Output the data below in full, byte for byte. Nothing may differ.

(Stored items)
start

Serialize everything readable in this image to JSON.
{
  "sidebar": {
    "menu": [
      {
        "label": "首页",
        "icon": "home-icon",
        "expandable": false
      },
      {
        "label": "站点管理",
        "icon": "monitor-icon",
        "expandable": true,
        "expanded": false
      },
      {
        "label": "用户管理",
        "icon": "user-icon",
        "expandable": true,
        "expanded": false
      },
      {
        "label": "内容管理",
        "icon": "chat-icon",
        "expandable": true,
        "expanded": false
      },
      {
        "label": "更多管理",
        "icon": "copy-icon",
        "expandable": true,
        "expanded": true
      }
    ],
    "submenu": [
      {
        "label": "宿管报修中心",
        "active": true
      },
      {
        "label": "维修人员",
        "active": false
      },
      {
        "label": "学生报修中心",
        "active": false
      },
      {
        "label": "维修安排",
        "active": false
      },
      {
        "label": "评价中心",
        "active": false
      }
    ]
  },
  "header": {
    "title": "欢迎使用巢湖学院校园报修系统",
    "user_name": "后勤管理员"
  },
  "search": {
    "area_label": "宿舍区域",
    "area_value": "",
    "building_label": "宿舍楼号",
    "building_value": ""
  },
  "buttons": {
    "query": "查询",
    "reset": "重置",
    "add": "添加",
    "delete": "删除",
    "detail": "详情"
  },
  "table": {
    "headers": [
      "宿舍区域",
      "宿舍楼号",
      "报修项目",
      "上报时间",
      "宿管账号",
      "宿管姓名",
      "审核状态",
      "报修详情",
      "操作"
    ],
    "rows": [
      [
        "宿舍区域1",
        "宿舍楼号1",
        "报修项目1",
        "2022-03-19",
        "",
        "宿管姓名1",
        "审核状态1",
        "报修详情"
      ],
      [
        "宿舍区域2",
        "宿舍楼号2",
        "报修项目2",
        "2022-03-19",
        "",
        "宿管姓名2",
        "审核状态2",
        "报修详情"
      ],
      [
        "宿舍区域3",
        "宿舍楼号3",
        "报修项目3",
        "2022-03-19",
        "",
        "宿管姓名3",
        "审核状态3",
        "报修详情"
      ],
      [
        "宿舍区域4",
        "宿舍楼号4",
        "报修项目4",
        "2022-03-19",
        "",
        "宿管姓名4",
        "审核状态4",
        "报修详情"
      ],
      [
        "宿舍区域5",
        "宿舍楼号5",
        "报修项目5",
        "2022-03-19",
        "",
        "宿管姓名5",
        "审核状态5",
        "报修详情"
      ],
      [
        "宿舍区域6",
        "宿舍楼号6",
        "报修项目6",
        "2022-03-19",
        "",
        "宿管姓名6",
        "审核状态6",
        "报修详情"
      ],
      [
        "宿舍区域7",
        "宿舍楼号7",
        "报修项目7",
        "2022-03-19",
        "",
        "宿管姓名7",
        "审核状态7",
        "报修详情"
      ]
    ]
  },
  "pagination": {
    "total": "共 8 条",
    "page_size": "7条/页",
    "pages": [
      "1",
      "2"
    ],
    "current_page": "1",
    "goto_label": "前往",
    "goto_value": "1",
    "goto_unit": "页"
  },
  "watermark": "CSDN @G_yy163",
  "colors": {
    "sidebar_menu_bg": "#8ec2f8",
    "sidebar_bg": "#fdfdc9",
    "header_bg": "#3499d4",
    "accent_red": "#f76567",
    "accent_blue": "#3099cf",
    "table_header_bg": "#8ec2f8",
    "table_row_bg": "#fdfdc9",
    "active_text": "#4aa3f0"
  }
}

end

**Reply**
Serialize everything readable in this image to JSON.
{
  "sidebar": {
    "menu": [
      {
        "label": "首页",
        "icon": "home-icon",
        "expandable": false
      },
      {
        "label": "站点管理",
        "icon": "monitor-icon",
        "expandable": true,
        "expanded": false
      },
      {
        "label": "用户管理",
        "icon": "user-icon",
        "expandable": true,
        "expanded": false
      },
      {
        "label": "内容管理",
        "icon": "chat-icon",
        "expandable": true,
        "expanded": false
      },
      {
        "label": "更多管理",
        "icon": "copy-icon",
        "expandable": true,
        "expanded": true
      }
    ],
    "submenu": [
      {
        "label": "宿管报修中心",
        "active": true
      },
      {
        "label": "维修人员",
        "active": false
      },
      {
        "label": "学生报修中心",
        "active": false
      },
      {
        "label": "维修安排",
        "active": false
      },
      {
        "label": "评价中心",
        "active": false
      }
    ]
  },
  "header": {
    "title": "欢迎使用巢湖学院校园报修系统",
    "user_name": "后勤管理员"
  },
  "search": {
    "area_label": "宿舍区域",
    "area_value": "",
    "building_label": "宿舍楼号",
    "building_value": ""
  },
  "buttons": {
    "query": "查询",
    "reset": "重置",
    "add": "添加",
    "delete": "删除",
    "detail": "详情"
  },
  "table": {
    "headers": [
      "宿舍区域",
      "宿舍楼号",
      "报修项目",
      "上报时间",
      "宿管账号",
      "宿管姓名",
      "审核状态",
      "报修详情",
      "操作"
    ],
    "rows": [
      [
        "宿舍区域1",
        "宿舍楼号1",
        "报修项目1",
        "2022-03-19",
        "",
        "宿管姓名1",
        "审核状态1",
        "报修详情"
      ],
      [
        "宿舍区域2",
        "宿舍楼号2",
        "报修项目2",
        "2022-03-19",
        "",
        "宿管姓名2",
        "审核状态2",
        "报修详情"
      ],
      [
        "宿舍区域3",
        "宿舍楼号3",
        "报修项目3",
        "2022-03-19",
        "",
        "宿管姓名3",
        "审核状态3",
        "报修详情"
      ],
      [
        "宿舍区域4",
        "宿舍楼号4",
        "报修项目4",
        "2022-03-19",
        "",
        "宿管姓名4",
        "审核状态4",
        "报修详情"
      ],
      [
        "宿舍区域5",
        "宿舍楼号5",
        "报修项目5",
        "2022-03-19",
        "",
        "宿管姓名5",
        "审核状态5",
        "报修详情"
      ],
      [
        "宿舍区域6",
        "宿舍楼号6",
        "报修项目6",
        "2022-03-19",
        "",
        "宿管姓名6",
        "审核状态6",
        "报修详情"
      ],
      [
        "宿舍区域7",
        "宿舍楼号7",
        "报修项目7",
        "2022-03-19",
        "",
        "宿管姓名7",
        "审核状态7",
        "报修详情"
      ]
    ]
  },
  "pagination": {
    "total": "共 8 条",
    "page_size": "7条/页",
    "pages": [
      "1",
      "2"
    ],
    "current_page": "1",
    "goto_label": "前往",
    "goto_value": "1",
    "goto_unit": "页"
  },
  "watermark": "CSDN @G_yy163",
  "colors": {
    "sidebar_menu_bg": "#8ec2f8",
    "sidebar_bg": "#fdfdc9",
    "header_bg": "#3499d4",
    "accent_red": "#f76567",
    "accent_blue": "#3099cf",
    "table_header_bg": "#8ec2f8",
    "table_row_bg": "#fdfdc9",
    "active_text": "#4aa3f0"
  }
}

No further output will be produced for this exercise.